• Working data:

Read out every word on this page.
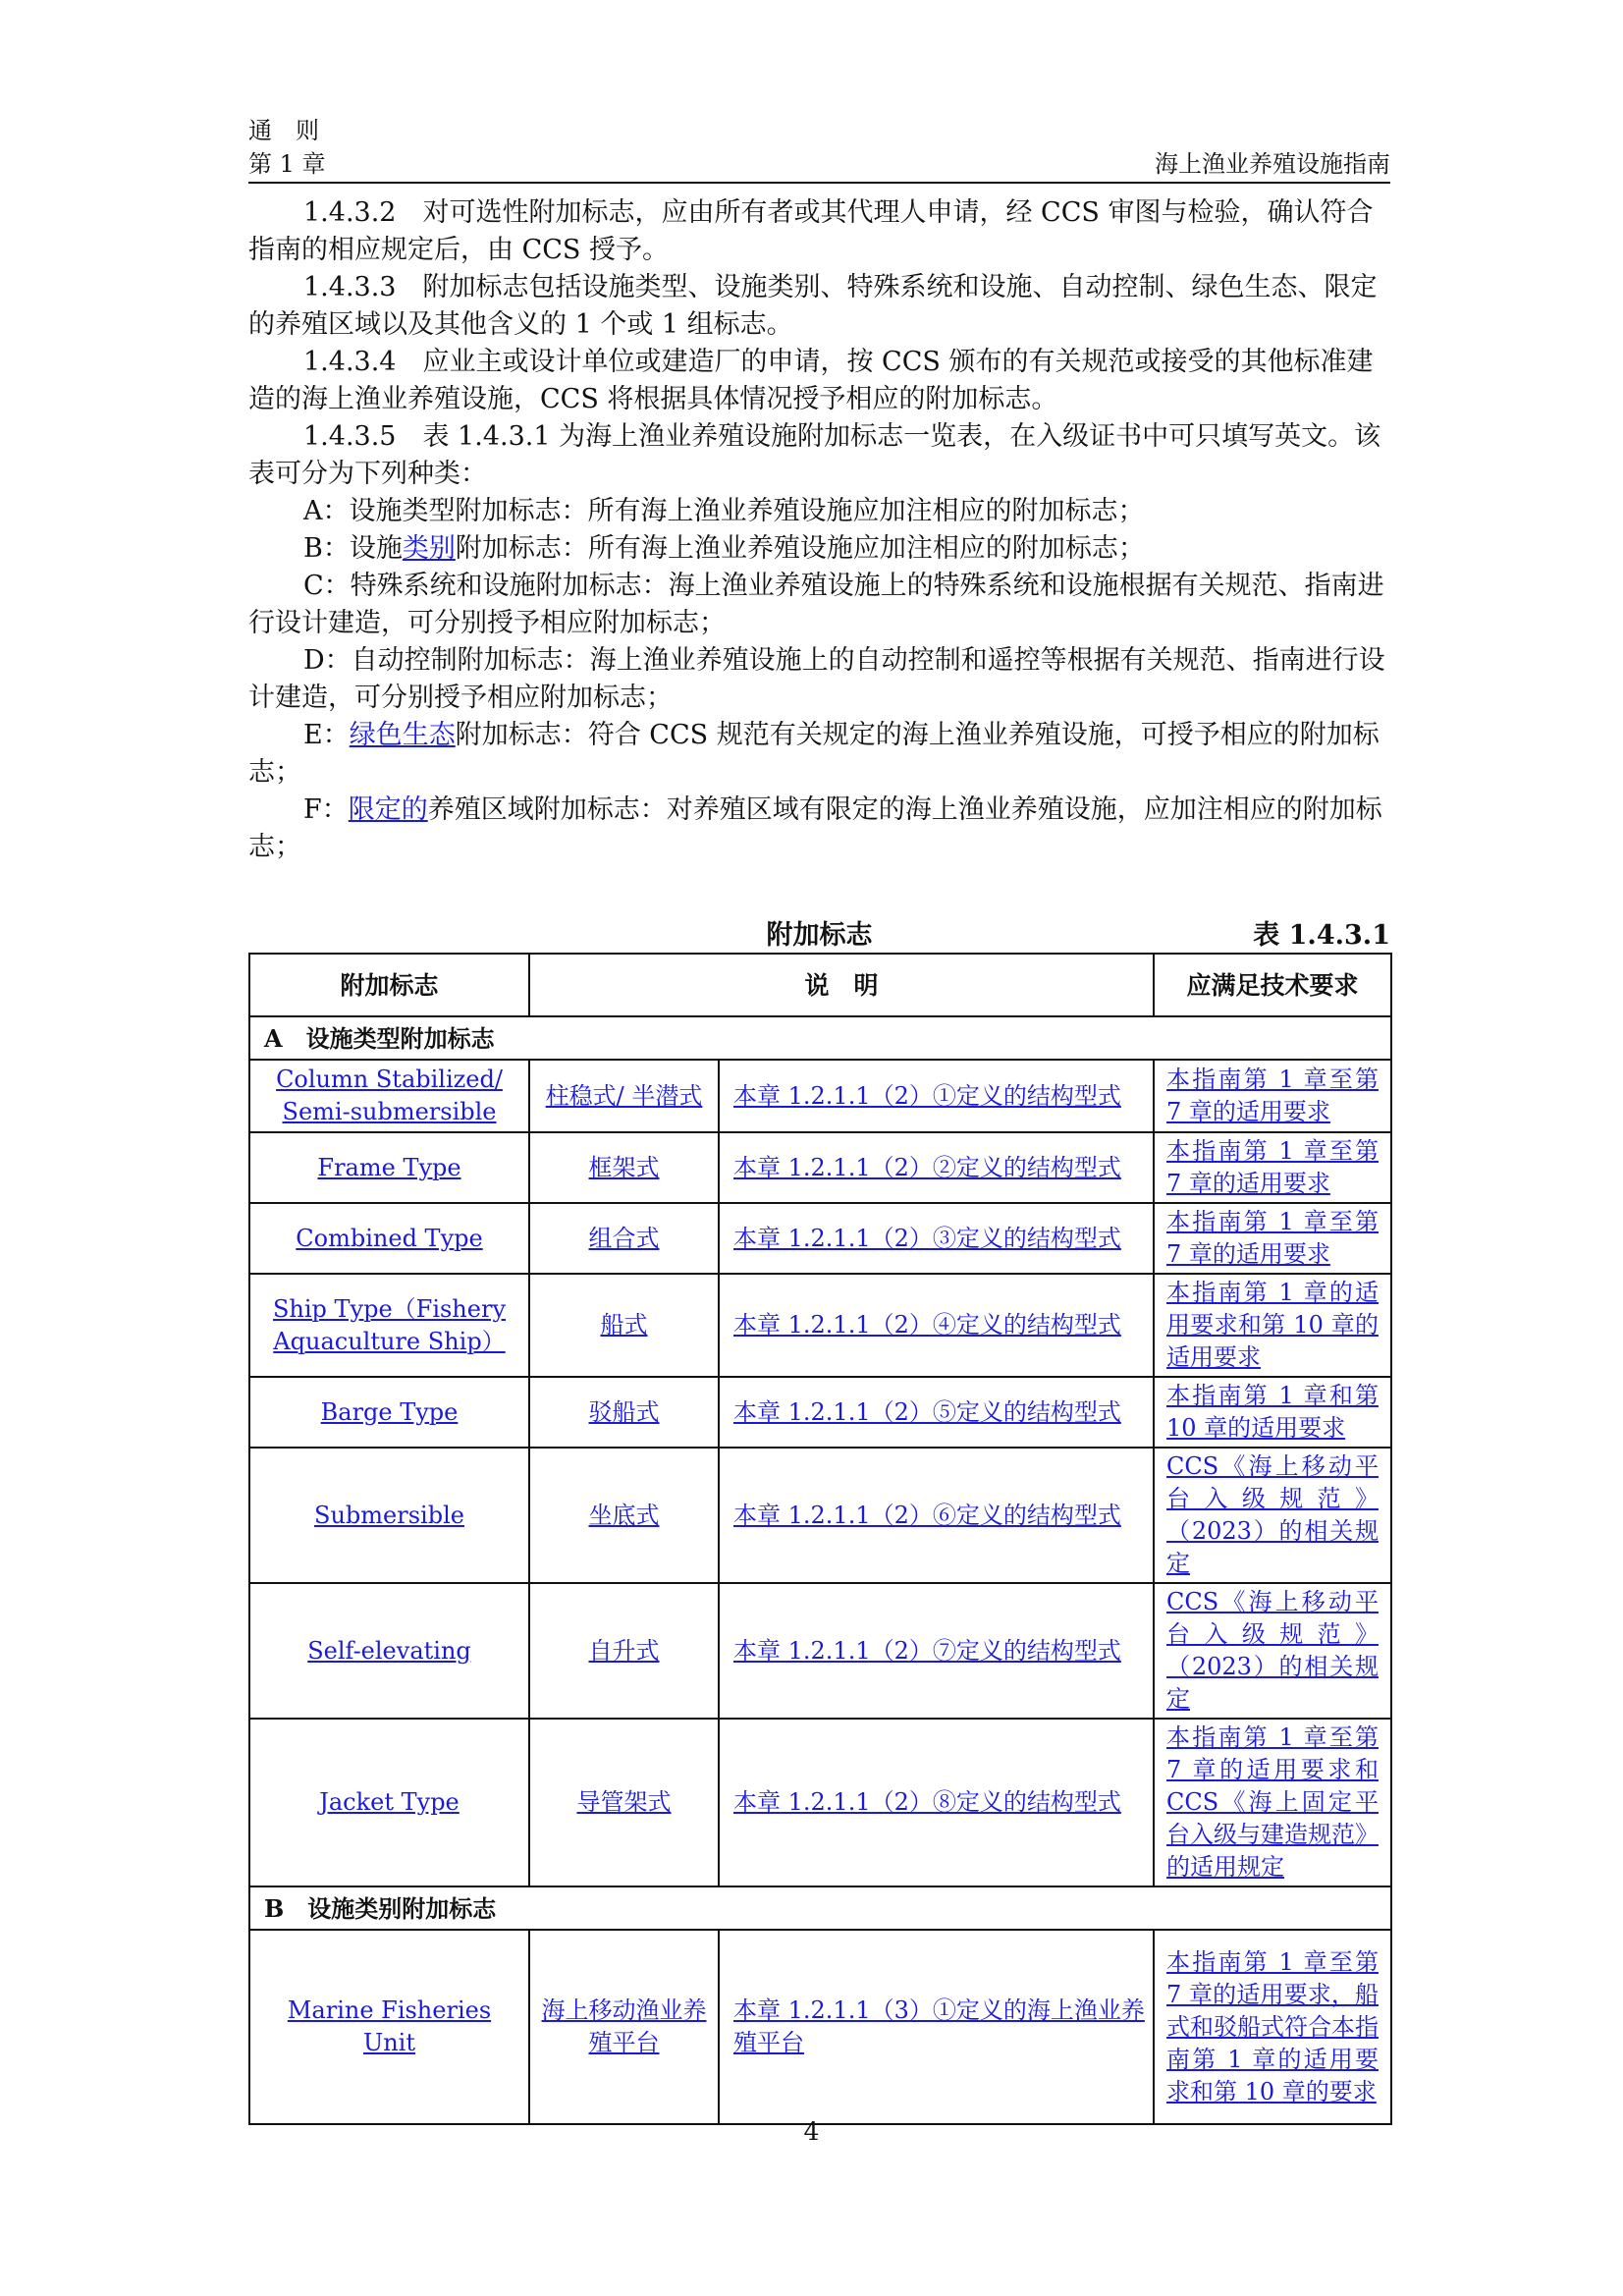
通　则
第 1 章	海上渔业养殖设施指南

1.4.3.2　对可选性附加标志，应由所有者或其代理人申请，经 CCS 审图与检验，确认符合指南的相应规定后，由 CCS 授予。

1.4.3.3　附加标志包括设施类型、设施类别、特殊系统和设施、自动控制、绿色生态、限定的养殖区域以及其他含义的 1 个或 1 组标志。

1.4.3.4　应业主或设计单位或建造厂的申请，按 CCS 颁布的有关规范或接受的其他标准建造的海上渔业养殖设施，CCS 将根据具体情况授予相应的附加标志。

1.4.3.5　表 1.4.3.1 为海上渔业养殖设施附加标志一览表，在入级证书中可只填写英文。该表可分为下列种类：

A：设施类型附加标志：所有海上渔业养殖设施应加注相应的附加标志；

B：设施类别附加标志：所有海上渔业养殖设施应加注相应的附加标志；

C：特殊系统和设施附加标志：海上渔业养殖设施上的特殊系统和设施根据有关规范、指南进行设计建造，可分别授予相应附加标志；

D：自动控制附加标志：海上渔业养殖设施上的自动控制和遥控等根据有关规范、指南进行设计建造，可分别授予相应附加标志；

E：绿色生态附加标志：符合 CCS 规范有关规定的海上渔业养殖设施，可授予相应的附加标志；

F：限定的养殖区域附加标志：对养殖区域有限定的海上渔业养殖设施，应加注相应的附加标志；

附加标志	表 1.4.3.1
附加标志	说　明		应满足技术要求
A　设施类型附加标志			
Column Stabilized/ Semi-submersible	柱稳式/ 半潜式	本章 1.2.1.1（2）①定义的结构型式	本指南第 1 章至第 7 章的适用要求
Frame Type	框架式	本章 1.2.1.1（2）②定义的结构型式	本指南第 1 章至第 7 章的适用要求
Combined Type	组合式	本章 1.2.1.1（2）③定义的结构型式	本指南第 1 章至第 7 章的适用要求
Ship Type（Fishery Aquaculture Ship）	船式	本章 1.2.1.1（2）④定义的结构型式	本指南第 1 章的适用要求和第 10 章的适用要求
Barge Type	驳船式	本章 1.2.1.1（2）⑤定义的结构型式	本指南第 1 章和第 10 章的适用要求
Submersible	坐底式	本章 1.2.1.1（2）⑥定义的结构型式	CCS《海上移动平台入级规范》（2023）的相关规定
Self-elevating	自升式	本章 1.2.1.1（2）⑦定义的结构型式	CCS《海上移动平台入级规范》（2023）的相关规定
Jacket Type	导管架式	本章 1.2.1.1（2）⑧定义的结构型式	本指南第 1 章至第 7 章的适用要求和 CCS《海上固定平台入级与建造规范》的适用规定
B　设施类别附加标志			
Marine Fisheries Unit	海上移动渔业养殖平台	本章 1.2.1.1（3）①定义的海上渔业养殖平台	本指南第 1 章至第 7 章的适用要求，船式和驳船式符合本指南第 1 章的适用要求和第 10 章的要求
4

• What you need to do: Drop the images and quote the entries word for word.

• Worked solution:
Read out every word on this page.
通　则
第 1 章	海上渔业养殖设施指南

1.4.3.2　对可选性附加标志，应由所有者或其代理人申请，经 CCS 审图与检验，确认符合指南的相应规定后，由 CCS 授予。

1.4.3.3　附加标志包括设施类型、设施类别、特殊系统和设施、自动控制、绿色生态、限定的养殖区域以及其他含义的 1 个或 1 组标志。

1.4.3.4　应业主或设计单位或建造厂的申请，按 CCS 颁布的有关规范或接受的其他标准建造的海上渔业养殖设施，CCS 将根据具体情况授予相应的附加标志。

1.4.3.5　表 1.4.3.1 为海上渔业养殖设施附加标志一览表，在入级证书中可只填写英文。该表可分为下列种类：

A：设施类型附加标志：所有海上渔业养殖设施应加注相应的附加标志；

B：设施类别附加标志：所有海上渔业养殖设施应加注相应的附加标志；

C：特殊系统和设施附加标志：海上渔业养殖设施上的特殊系统和设施根据有关规范、指南进行设计建造，可分别授予相应附加标志；

D：自动控制附加标志：海上渔业养殖设施上的自动控制和遥控等根据有关规范、指南进行设计建造，可分别授予相应附加标志；

E：绿色生态附加标志：符合 CCS 规范有关规定的海上渔业养殖设施，可授予相应的附加标志；

F：限定的养殖区域附加标志：对养殖区域有限定的海上渔业养殖设施，应加注相应的附加标志；

附加标志	表 1.4.3.1
附加标志	说　明		应满足技术要求
A　设施类型附加标志			
Column Stabilized/ Semi-submersible	柱稳式/ 半潜式	本章 1.2.1.1（2）①定义的结构型式	本指南第 1 章至第 7 章的适用要求
Frame Type	框架式	本章 1.2.1.1（2）②定义的结构型式	本指南第 1 章至第 7 章的适用要求
Combined Type	组合式	本章 1.2.1.1（2）③定义的结构型式	本指南第 1 章至第 7 章的适用要求
Ship Type（Fishery Aquaculture Ship）	船式	本章 1.2.1.1（2）④定义的结构型式	本指南第 1 章的适用要求和第 10 章的适用要求
Barge Type	驳船式	本章 1.2.1.1（2）⑤定义的结构型式	本指南第 1 章和第 10 章的适用要求
Submersible	坐底式	本章 1.2.1.1（2）⑥定义的结构型式	CCS《海上移动平台入级规范》（2023）的相关规定
Self-elevating	自升式	本章 1.2.1.1（2）⑦定义的结构型式	CCS《海上移动平台入级规范》（2023）的相关规定
Jacket Type	导管架式	本章 1.2.1.1（2）⑧定义的结构型式	本指南第 1 章至第 7 章的适用要求和 CCS《海上固定平台入级与建造规范》的适用规定
B　设施类别附加标志			
Marine Fisheries Unit	海上移动渔业养殖平台	本章 1.2.1.1（3）①定义的海上渔业养殖平台	本指南第 1 章至第 7 章的适用要求，船式和驳船式符合本指南第 1 章的适用要求和第 10 章的要求
4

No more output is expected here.